__Short exercise__.
Rename "nav-label" to "menu-label" in the data from the first line through the line holding "field-label: 附件文档： [188,429,358,462]", both included, and give those lines back with nothing else changed.
[Begin Input for this task]
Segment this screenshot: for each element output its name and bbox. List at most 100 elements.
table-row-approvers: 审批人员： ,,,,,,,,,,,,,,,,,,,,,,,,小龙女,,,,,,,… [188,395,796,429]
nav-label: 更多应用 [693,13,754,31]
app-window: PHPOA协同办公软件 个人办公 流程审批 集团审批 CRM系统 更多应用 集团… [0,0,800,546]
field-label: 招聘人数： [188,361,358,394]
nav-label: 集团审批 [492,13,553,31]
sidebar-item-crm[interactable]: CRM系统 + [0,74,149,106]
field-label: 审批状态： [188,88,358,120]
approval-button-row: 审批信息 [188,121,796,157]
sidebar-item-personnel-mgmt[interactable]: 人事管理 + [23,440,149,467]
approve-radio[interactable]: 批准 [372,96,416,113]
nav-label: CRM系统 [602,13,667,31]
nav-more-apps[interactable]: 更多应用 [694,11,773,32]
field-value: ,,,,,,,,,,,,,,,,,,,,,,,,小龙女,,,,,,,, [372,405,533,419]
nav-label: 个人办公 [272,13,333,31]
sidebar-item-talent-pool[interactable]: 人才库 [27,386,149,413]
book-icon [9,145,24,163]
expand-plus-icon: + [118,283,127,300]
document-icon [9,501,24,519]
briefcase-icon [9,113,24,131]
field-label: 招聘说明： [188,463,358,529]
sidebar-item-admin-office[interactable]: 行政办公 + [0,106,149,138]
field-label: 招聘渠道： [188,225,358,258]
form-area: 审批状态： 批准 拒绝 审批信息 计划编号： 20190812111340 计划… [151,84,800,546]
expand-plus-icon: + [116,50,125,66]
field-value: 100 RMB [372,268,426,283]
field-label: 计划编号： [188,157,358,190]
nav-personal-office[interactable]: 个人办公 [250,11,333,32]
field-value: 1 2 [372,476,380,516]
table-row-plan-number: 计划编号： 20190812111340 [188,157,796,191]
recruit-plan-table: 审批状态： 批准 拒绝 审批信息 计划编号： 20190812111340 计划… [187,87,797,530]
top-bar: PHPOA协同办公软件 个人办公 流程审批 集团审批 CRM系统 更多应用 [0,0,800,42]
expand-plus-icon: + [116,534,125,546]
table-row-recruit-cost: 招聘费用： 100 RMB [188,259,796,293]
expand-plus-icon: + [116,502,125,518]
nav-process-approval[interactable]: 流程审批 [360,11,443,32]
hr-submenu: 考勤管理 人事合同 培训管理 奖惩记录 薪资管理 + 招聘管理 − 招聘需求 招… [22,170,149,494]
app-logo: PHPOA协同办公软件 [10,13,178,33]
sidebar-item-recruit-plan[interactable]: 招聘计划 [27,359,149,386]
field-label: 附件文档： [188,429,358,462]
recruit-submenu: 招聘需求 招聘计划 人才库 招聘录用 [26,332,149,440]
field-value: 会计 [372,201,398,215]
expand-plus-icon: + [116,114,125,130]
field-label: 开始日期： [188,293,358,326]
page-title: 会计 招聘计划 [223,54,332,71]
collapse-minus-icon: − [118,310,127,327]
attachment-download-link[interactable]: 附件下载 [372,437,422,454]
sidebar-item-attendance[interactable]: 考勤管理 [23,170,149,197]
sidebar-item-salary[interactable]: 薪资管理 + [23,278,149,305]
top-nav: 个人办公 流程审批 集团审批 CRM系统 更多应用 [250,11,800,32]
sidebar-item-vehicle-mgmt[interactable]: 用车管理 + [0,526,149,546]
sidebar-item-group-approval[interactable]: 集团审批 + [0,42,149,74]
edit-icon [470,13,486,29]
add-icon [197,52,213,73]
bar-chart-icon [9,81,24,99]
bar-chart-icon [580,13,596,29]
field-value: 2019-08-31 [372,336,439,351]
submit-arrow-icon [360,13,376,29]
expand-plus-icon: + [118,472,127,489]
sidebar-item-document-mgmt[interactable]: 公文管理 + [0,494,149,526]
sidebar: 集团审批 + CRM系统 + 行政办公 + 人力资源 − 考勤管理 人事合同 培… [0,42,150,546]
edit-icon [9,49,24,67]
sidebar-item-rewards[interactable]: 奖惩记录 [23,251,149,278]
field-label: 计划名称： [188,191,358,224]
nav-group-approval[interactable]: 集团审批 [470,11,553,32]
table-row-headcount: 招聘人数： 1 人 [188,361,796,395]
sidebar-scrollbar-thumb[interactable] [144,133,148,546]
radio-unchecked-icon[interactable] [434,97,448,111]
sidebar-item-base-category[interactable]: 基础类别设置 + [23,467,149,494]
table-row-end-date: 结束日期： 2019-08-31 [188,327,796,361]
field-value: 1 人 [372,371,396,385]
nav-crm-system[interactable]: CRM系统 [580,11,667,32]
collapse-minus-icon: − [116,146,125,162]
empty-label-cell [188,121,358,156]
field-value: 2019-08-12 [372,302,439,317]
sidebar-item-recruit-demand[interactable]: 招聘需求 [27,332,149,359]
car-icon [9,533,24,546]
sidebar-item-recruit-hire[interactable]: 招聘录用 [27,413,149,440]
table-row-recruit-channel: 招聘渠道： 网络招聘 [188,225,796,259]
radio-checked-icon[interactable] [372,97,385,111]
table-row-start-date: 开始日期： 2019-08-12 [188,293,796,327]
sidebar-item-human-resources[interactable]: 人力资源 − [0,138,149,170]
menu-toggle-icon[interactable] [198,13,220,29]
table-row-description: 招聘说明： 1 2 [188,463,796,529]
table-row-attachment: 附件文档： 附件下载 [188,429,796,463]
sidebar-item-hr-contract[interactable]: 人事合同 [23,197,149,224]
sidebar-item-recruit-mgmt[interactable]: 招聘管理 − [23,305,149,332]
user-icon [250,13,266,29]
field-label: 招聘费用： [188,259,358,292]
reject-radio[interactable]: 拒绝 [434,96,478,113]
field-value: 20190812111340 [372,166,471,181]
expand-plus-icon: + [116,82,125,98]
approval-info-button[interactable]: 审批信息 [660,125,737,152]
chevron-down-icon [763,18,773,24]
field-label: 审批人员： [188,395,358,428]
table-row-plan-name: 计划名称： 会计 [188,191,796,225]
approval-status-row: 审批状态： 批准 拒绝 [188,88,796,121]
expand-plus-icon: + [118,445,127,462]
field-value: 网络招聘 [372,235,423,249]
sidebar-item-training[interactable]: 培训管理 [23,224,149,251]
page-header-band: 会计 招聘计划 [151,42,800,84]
[End Input for this task]
__Reply to the task__.
Segment this screenshot: for each element output its name and bbox. List at most 100 elements.
table-row-approvers: 审批人员： ,,,,,,,,,,,,,,,,,,,,,,,,小龙女,,,,,,,… [188,395,796,429]
menu-label: 更多应用 [693,13,754,31]
app-window: PHPOA协同办公软件 个人办公 流程审批 集团审批 CRM系统 更多应用 集团… [0,0,800,546]
field-label: 招聘人数： [188,361,358,394]
menu-label: 集团审批 [492,13,553,31]
sidebar-item-crm[interactable]: CRM系统 + [0,74,149,106]
field-label: 审批状态： [188,88,358,120]
approval-button-row: 审批信息 [188,121,796,157]
sidebar-item-personnel-mgmt[interactable]: 人事管理 + [23,440,149,467]
approve-radio[interactable]: 批准 [372,96,416,113]
menu-label: CRM系统 [602,13,667,31]
nav-more-apps[interactable]: 更多应用 [694,11,773,32]
field-value: ,,,,,,,,,,,,,,,,,,,,,,,,小龙女,,,,,,,, [372,405,533,419]
menu-label: 个人办公 [272,13,333,31]
sidebar-item-talent-pool[interactable]: 人才库 [27,386,149,413]
book-icon [9,145,24,163]
expand-plus-icon: + [118,283,127,300]
document-icon [9,501,24,519]
briefcase-icon [9,113,24,131]
field-label: 招聘说明： [188,463,358,529]
sidebar-item-admin-office[interactable]: 行政办公 + [0,106,149,138]
field-label: 招聘渠道： [188,225,358,258]
form-area: 审批状态： 批准 拒绝 审批信息 计划编号： 20190812111340 计划… [151,84,800,546]
expand-plus-icon: + [116,50,125,66]
field-value: 100 RMB [372,268,426,283]
field-label: 计划编号： [188,157,358,190]
nav-personal-office[interactable]: 个人办公 [250,11,333,32]
field-value: 1 2 [372,476,380,516]
table-row-plan-number: 计划编号： 20190812111340 [188,157,796,191]
recruit-plan-table: 审批状态： 批准 拒绝 审批信息 计划编号： 20190812111340 计划… [187,87,797,530]
top-bar: PHPOA协同办公软件 个人办公 流程审批 集团审批 CRM系统 更多应用 [0,0,800,42]
expand-plus-icon: + [116,534,125,546]
table-row-recruit-cost: 招聘费用： 100 RMB [188,259,796,293]
expand-plus-icon: + [116,502,125,518]
nav-process-approval[interactable]: 流程审批 [360,11,443,32]
hr-submenu: 考勤管理 人事合同 培训管理 奖惩记录 薪资管理 + 招聘管理 − 招聘需求 招… [22,170,149,494]
app-logo: PHPOA协同办公软件 [10,13,178,33]
sidebar-item-recruit-plan[interactable]: 招聘计划 [27,359,149,386]
field-label: 附件文档： [188,429,358,462]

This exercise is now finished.